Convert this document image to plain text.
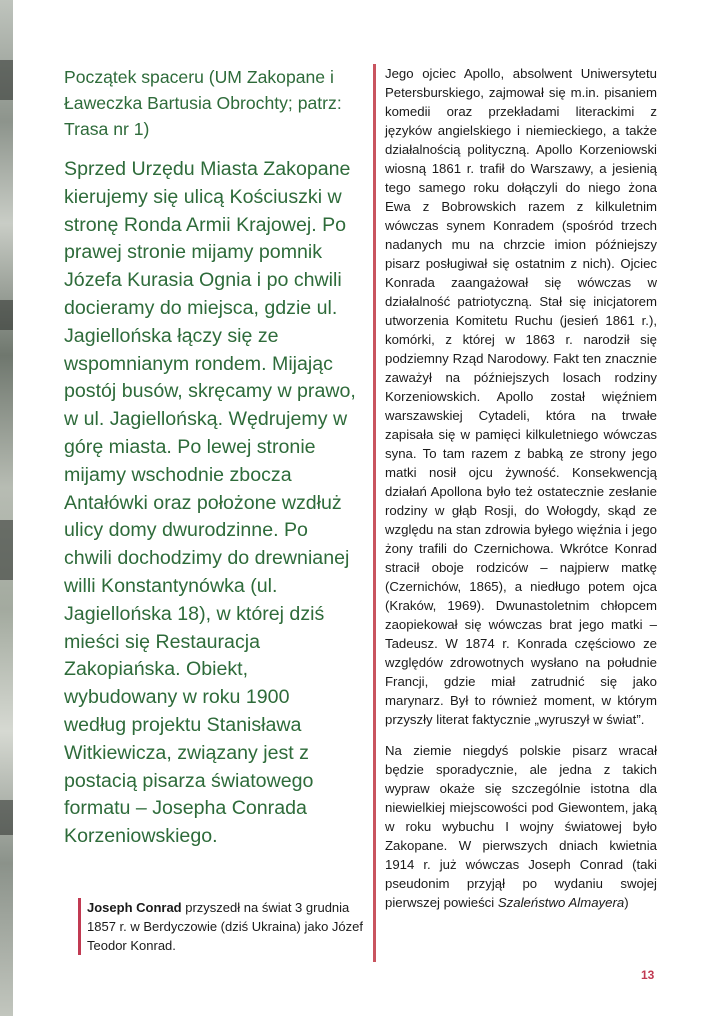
Początek spaceru (UM Zakopane i Ławeczka Bartusia Obrochty; patrz: Trasa nr 1)

Sprzed Urzędu Miasta Zakopane kierujemy się ulicą Kościuszki w stronę Ronda Armii Krajowej. Po prawej stronie mijamy pomnik Józefa Kurasia Ognia i po chwili docieramy do miejsca, gdzie ul. Jagiellońska łączy się ze wspomnianym rondem. Mijając postój busów, skręcamy w prawo, w ul. Jagiellońską. Wędrujemy w górę miasta. Po lewej stronie mijamy wschodnie zbocza Antałówki oraz położone wzdłuż ulicy domy dwurodzinne. Po chwili dochodzimy do drewnianej willi Konstantynówka (ul. Jagiellońska 18), w której dziś mieści się Restauracja Zakopiańska. Obiekt, wybudowany w roku 1900 według projektu Stanisława Witkiewicza, związany jest z postacią pisarza światowego formatu – Josepha Conrada Korzeniowskiego.

Joseph Conrad przyszedł na świat 3 grudnia 1857 r. w Berdyczowie (dziś Ukraina) jako Józef Teodor Konrad.

Jego ojciec Apollo, absolwent Uniwersytetu Petersburskiego, zajmował się m.in. pisaniem komedii oraz przekładami literackimi z języków angielskiego i niemieckiego, a także działalnością polityczną. Apollo Korzeniowski wiosną 1861 r. trafił do Warszawy, a jesienią tego samego roku dołączyli do niego żona Ewa z Bobrowskich razem z kilkuletnim wówczas synem Konradem (spośród trzech nadanych mu na chrzcie imion późniejszy pisarz posługiwał się ostatnim z nich). Ojciec Konrada zaangażował się wówczas w działalność patriotyczną. Stał się inicjatorem utworzenia Komitetu Ruchu (jesień 1861 r.), komórki, z której w 1863 r. narodził się podziemny Rząd Narodowy. Fakt ten znacznie zaważył na późniejszych losach rodziny Korzeniowskich. Apollo został więźniem warszawskiej Cytadeli, która na trwałe zapisała się w pamięci kilkuletniego wówczas syna. To tam razem z babką ze strony jego matki nosił ojcu żywność. Konsekwencją działań Apollona było też ostatecznie zesłanie rodziny w głąb Rosji, do Wołogdy, skąd ze względu na stan zdrowia byłego więźnia i jego żony trafili do Czernichowa. Wkrótce Konrad stracił oboje rodziców – najpierw matkę (Czernichów, 1865), a niedługo potem ojca (Kraków, 1969). Dwunastoletnim chłopcem zaopiekował się wówczas brat jego matki – Tadeusz. W 1874 r. Konrada częściowo ze względów zdrowotnych wysłano na południe Francji, gdzie miał zatrudnić się jako marynarz. Był to również moment, w którym przyszły literat faktycznie „wyruszył w świat”.

Na ziemie niegdyś polskie pisarz wracał będzie sporadycznie, ale jedna z takich wypraw okaże się szczególnie istotna dla niewielkiej miejscowości pod Giewontem, jaką w roku wybuchu I wojny światowej było Zakopane. W pierwszych dniach kwietnia 1914 r. już wówczas Joseph Conrad (taki pseudonim przyjął po wydaniu swojej pierwszej powieści Szaleństwo Almayera)

13
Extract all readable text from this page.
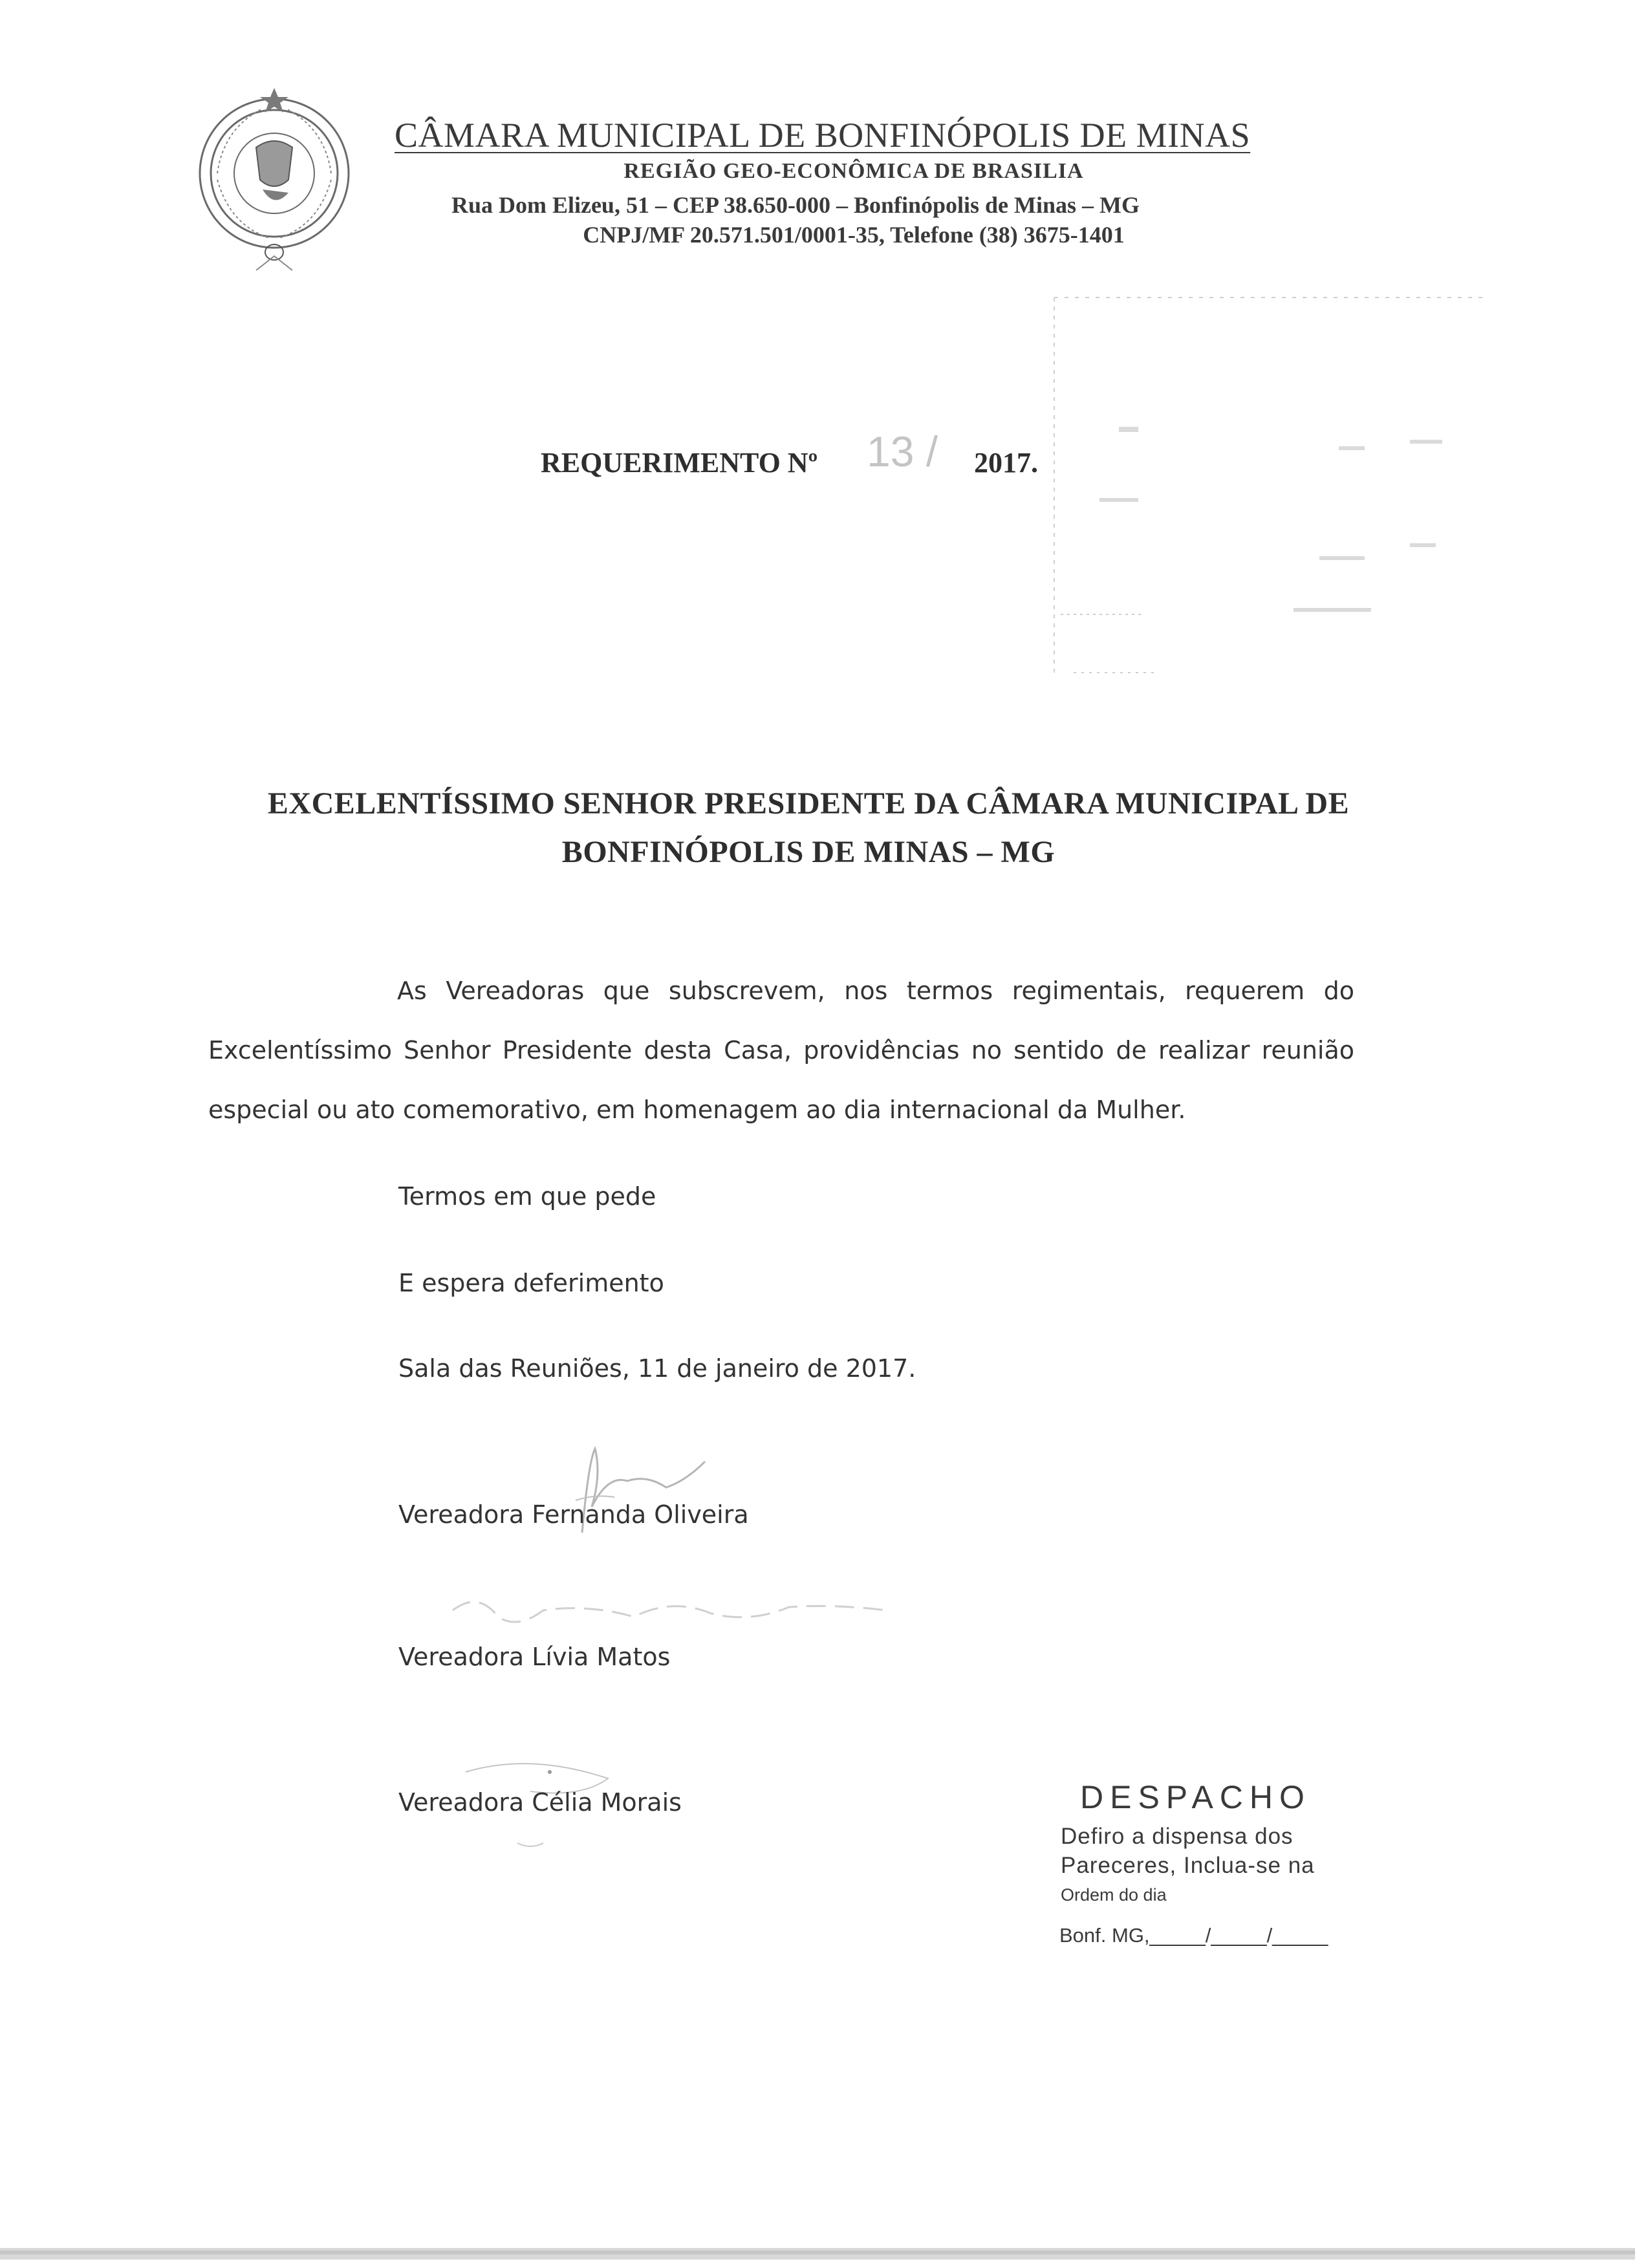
CÂMARA MUNICIPAL DE BONFINÓPOLIS DE MINAS
REGIÃO GEO-ECONÔMICA DE BRASILIA
Rua Dom Elizeu, 51 – CEP 38.650-000 – Bonfinópolis de Minas – MG
CNPJ/MF 20.571.501/0001-35, Telefone (38) 3675-1401
REQUERIMENTO Nº 13 / 2017.
EXCELENTÍSSIMO SENHOR PRESIDENTE DA CÂMARA MUNICIPAL DE
BONFINÓPOLIS DE MINAS – MG
As Vereadoras que subscrevem, nos termos regimentais, requerem do
Excelentíssimo Senhor Presidente desta Casa, providências no sentido de realizar reunião
especial ou ato comemorativo, em homenagem ao dia internacional da Mulher.
Termos em que pede
E espera deferimento
Sala das Reuniões, 11 de janeiro de 2017.
Vereadora Fernanda Oliveira
Vereadora Lívia Matos
Vereadora Célia Morais	DESPACHO
Defiro a dispensa dos
Pareceres, Inclua-se na
Ordem do dia
Bonf. MG,_____/_____/_____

---

Extract exactly the lines from the one containing "Extract all readable text from this page." through the last line of the records above, both included, and leave out the pictures.

Extract all readable text from this page.
CÂMARA MUNICIPAL DE BONFINÓPOLIS DE MINAS
REGIÃO GEO-ECONÔMICA DE BRASILIA
Rua Dom Elizeu, 51 – CEP 38.650-000 – Bonfinópolis de Minas – MG
CNPJ/MF 20.571.501/0001-35, Telefone (38) 3675-1401
REQUERIMENTO Nº 13 / 2017.
EXCELENTÍSSIMO SENHOR PRESIDENTE DA CÂMARA MUNICIPAL DE
BONFINÓPOLIS DE MINAS – MG
As Vereadoras que subscrevem, nos termos regimentais, requerem do
Excelentíssimo Senhor Presidente desta Casa, providências no sentido de realizar reunião
especial ou ato comemorativo, em homenagem ao dia internacional da Mulher.
Termos em que pede
E espera deferimento
Sala das Reuniões, 11 de janeiro de 2017.
Vereadora Fernanda Oliveira
Vereadora Lívia Matos
Vereadora Célia Morais	DESPACHO
Defiro a dispensa dos
Pareceres, Inclua-se na
Ordem do dia
Bonf. MG,_____/_____/_____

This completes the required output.